SET PROBLEM: Transcribe the records that follow in their entirety, omitting any pictures.

ENTRIES PROVIDED:
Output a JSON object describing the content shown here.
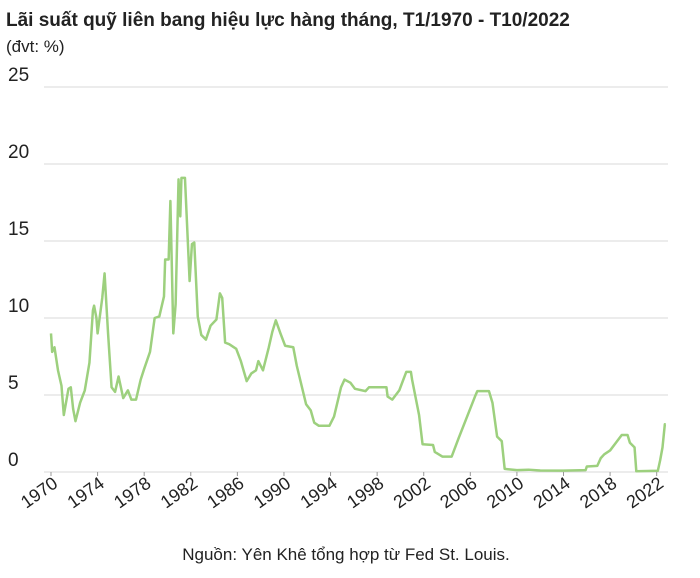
{
  "chart_data": {
    "type": "line",
    "title": "Lãi suất quỹ liên bang hiệu lực hàng tháng, T1/1970 - T10/2022",
    "subtitle": "(đvt: %)",
    "source": "Nguồn: Yên Khê tổng hợp từ Fed St. Louis.",
    "color": "#9dd07e",
    "grid": true,
    "xlim": [
      1970,
      2022.8
    ],
    "xticks": [
      1970,
      1974,
      1978,
      1982,
      1986,
      1990,
      1994,
      1998,
      2002,
      2006,
      2010,
      2014,
      2018,
      2022
    ],
    "ylim": [
      0,
      25
    ],
    "yticks": [
      0,
      5,
      10,
      15,
      20,
      25
    ],
    "x": [
      1970.0,
      1970.1,
      1970.3,
      1970.6,
      1970.9,
      1971.1,
      1971.5,
      1971.7,
      1971.9,
      1972.1,
      1972.5,
      1972.9,
      1973.3,
      1973.6,
      1973.7,
      1973.9,
      1974.0,
      1974.4,
      1974.6,
      1974.9,
      1975.2,
      1975.5,
      1975.8,
      1976.2,
      1976.6,
      1976.9,
      1977.3,
      1977.7,
      1978.0,
      1978.5,
      1978.9,
      1979.3,
      1979.7,
      1979.8,
      1980.1,
      1980.25,
      1980.5,
      1980.7,
      1980.95,
      1981.1,
      1981.2,
      1981.5,
      1981.9,
      1982.1,
      1982.3,
      1982.6,
      1982.9,
      1983.3,
      1983.7,
      1984.2,
      1984.5,
      1984.7,
      1984.95,
      1985.3,
      1985.9,
      1986.3,
      1986.8,
      1987.2,
      1987.6,
      1987.8,
      1988.2,
      1988.7,
      1989.0,
      1989.3,
      1989.7,
      1990.1,
      1990.8,
      1991.1,
      1991.9,
      1992.3,
      1992.6,
      1993.0,
      1993.9,
      1994.3,
      1994.9,
      1995.2,
      1995.7,
      1996.1,
      1997.0,
      1997.3,
      1998.0,
      1998.8,
      1998.9,
      1999.3,
      1999.9,
      2000.5,
      2000.9,
      2001.0,
      2001.6,
      2001.9,
      2002.8,
      2002.95,
      2003.6,
      2004.4,
      2005.0,
      2006.4,
      2006.6,
      2007.6,
      2007.9,
      2008.3,
      2008.7,
      2008.95,
      2010.0,
      2011.0,
      2012.0,
      2014.0,
      2015.9,
      2016.0,
      2016.9,
      2017.2,
      2017.5,
      2018.0,
      2018.5,
      2019.0,
      2019.5,
      2019.7,
      2020.1,
      2020.25,
      2022.1,
      2022.3,
      2022.5,
      2022.7,
      2022.75
    ],
    "values": [
      9.0,
      7.8,
      8.1,
      6.6,
      5.6,
      3.7,
      5.4,
      5.5,
      4.1,
      3.3,
      4.5,
      5.3,
      7.1,
      10.5,
      10.8,
      10.0,
      9.0,
      11.3,
      12.9,
      9.0,
      5.5,
      5.2,
      6.2,
      4.8,
      5.3,
      4.7,
      4.7,
      6.0,
      6.7,
      7.8,
      10.0,
      10.1,
      11.4,
      13.8,
      13.8,
      17.6,
      9.0,
      10.9,
      19.0,
      16.6,
      19.1,
      19.1,
      12.4,
      14.8,
      14.9,
      10.1,
      8.9,
      8.6,
      9.5,
      9.9,
      11.6,
      11.3,
      8.4,
      8.3,
      8.0,
      7.2,
      5.9,
      6.4,
      6.6,
      7.2,
      6.6,
      8.1,
      9.1,
      9.85,
      9.0,
      8.2,
      8.1,
      6.9,
      4.4,
      4.0,
      3.2,
      3.0,
      3.0,
      3.6,
      5.5,
      6.0,
      5.8,
      5.4,
      5.25,
      5.5,
      5.5,
      5.5,
      4.9,
      4.7,
      5.3,
      6.5,
      6.5,
      6.0,
      3.7,
      1.8,
      1.75,
      1.3,
      1.0,
      1.0,
      2.2,
      4.9,
      5.25,
      5.25,
      4.5,
      2.3,
      2.0,
      0.2,
      0.12,
      0.15,
      0.1,
      0.09,
      0.12,
      0.36,
      0.4,
      0.9,
      1.15,
      1.4,
      1.9,
      2.4,
      2.4,
      1.9,
      1.6,
      0.05,
      0.08,
      0.77,
      1.6,
      3.1,
      3.08
    ]
  }
}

PROBLEM SOLUTION:
Output a JSON object describing the content shown here.
{
  "chart_data": {
    "type": "line",
    "title": "Lãi suất quỹ liên bang hiệu lực hàng tháng, T1/1970 - T10/2022",
    "subtitle": "(đvt: %)",
    "source": "Nguồn: Yên Khê tổng hợp từ Fed St. Louis.",
    "color": "#9dd07e",
    "grid": true,
    "xlim": [
      1970,
      2022.8
    ],
    "xticks": [
      1970,
      1974,
      1978,
      1982,
      1986,
      1990,
      1994,
      1998,
      2002,
      2006,
      2010,
      2014,
      2018,
      2022
    ],
    "ylim": [
      0,
      25
    ],
    "yticks": [
      0,
      5,
      10,
      15,
      20,
      25
    ],
    "x": [
      1970.0,
      1970.1,
      1970.3,
      1970.6,
      1970.9,
      1971.1,
      1971.5,
      1971.7,
      1971.9,
      1972.1,
      1972.5,
      1972.9,
      1973.3,
      1973.6,
      1973.7,
      1973.9,
      1974.0,
      1974.4,
      1974.6,
      1974.9,
      1975.2,
      1975.5,
      1975.8,
      1976.2,
      1976.6,
      1976.9,
      1977.3,
      1977.7,
      1978.0,
      1978.5,
      1978.9,
      1979.3,
      1979.7,
      1979.8,
      1980.1,
      1980.25,
      1980.5,
      1980.7,
      1980.95,
      1981.1,
      1981.2,
      1981.5,
      1981.9,
      1982.1,
      1982.3,
      1982.6,
      1982.9,
      1983.3,
      1983.7,
      1984.2,
      1984.5,
      1984.7,
      1984.95,
      1985.3,
      1985.9,
      1986.3,
      1986.8,
      1987.2,
      1987.6,
      1987.8,
      1988.2,
      1988.7,
      1989.0,
      1989.3,
      1989.7,
      1990.1,
      1990.8,
      1991.1,
      1991.9,
      1992.3,
      1992.6,
      1993.0,
      1993.9,
      1994.3,
      1994.9,
      1995.2,
      1995.7,
      1996.1,
      1997.0,
      1997.3,
      1998.0,
      1998.8,
      1998.9,
      1999.3,
      1999.9,
      2000.5,
      2000.9,
      2001.0,
      2001.6,
      2001.9,
      2002.8,
      2002.95,
      2003.6,
      2004.4,
      2005.0,
      2006.4,
      2006.6,
      2007.6,
      2007.9,
      2008.3,
      2008.7,
      2008.95,
      2010.0,
      2011.0,
      2012.0,
      2014.0,
      2015.9,
      2016.0,
      2016.9,
      2017.2,
      2017.5,
      2018.0,
      2018.5,
      2019.0,
      2019.5,
      2019.7,
      2020.1,
      2020.25,
      2022.1,
      2022.3,
      2022.5,
      2022.7,
      2022.75
    ],
    "values": [
      9.0,
      7.8,
      8.1,
      6.6,
      5.6,
      3.7,
      5.4,
      5.5,
      4.1,
      3.3,
      4.5,
      5.3,
      7.1,
      10.5,
      10.8,
      10.0,
      9.0,
      11.3,
      12.9,
      9.0,
      5.5,
      5.2,
      6.2,
      4.8,
      5.3,
      4.7,
      4.7,
      6.0,
      6.7,
      7.8,
      10.0,
      10.1,
      11.4,
      13.8,
      13.8,
      17.6,
      9.0,
      10.9,
      19.0,
      16.6,
      19.1,
      19.1,
      12.4,
      14.8,
      14.9,
      10.1,
      8.9,
      8.6,
      9.5,
      9.9,
      11.6,
      11.3,
      8.4,
      8.3,
      8.0,
      7.2,
      5.9,
      6.4,
      6.6,
      7.2,
      6.6,
      8.1,
      9.1,
      9.85,
      9.0,
      8.2,
      8.1,
      6.9,
      4.4,
      4.0,
      3.2,
      3.0,
      3.0,
      3.6,
      5.5,
      6.0,
      5.8,
      5.4,
      5.25,
      5.5,
      5.5,
      5.5,
      4.9,
      4.7,
      5.3,
      6.5,
      6.5,
      6.0,
      3.7,
      1.8,
      1.75,
      1.3,
      1.0,
      1.0,
      2.2,
      4.9,
      5.25,
      5.25,
      4.5,
      2.3,
      2.0,
      0.2,
      0.12,
      0.15,
      0.1,
      0.09,
      0.12,
      0.36,
      0.4,
      0.9,
      1.15,
      1.4,
      1.9,
      2.4,
      2.4,
      1.9,
      1.6,
      0.05,
      0.08,
      0.77,
      1.6,
      3.1,
      3.08
    ]
  }
}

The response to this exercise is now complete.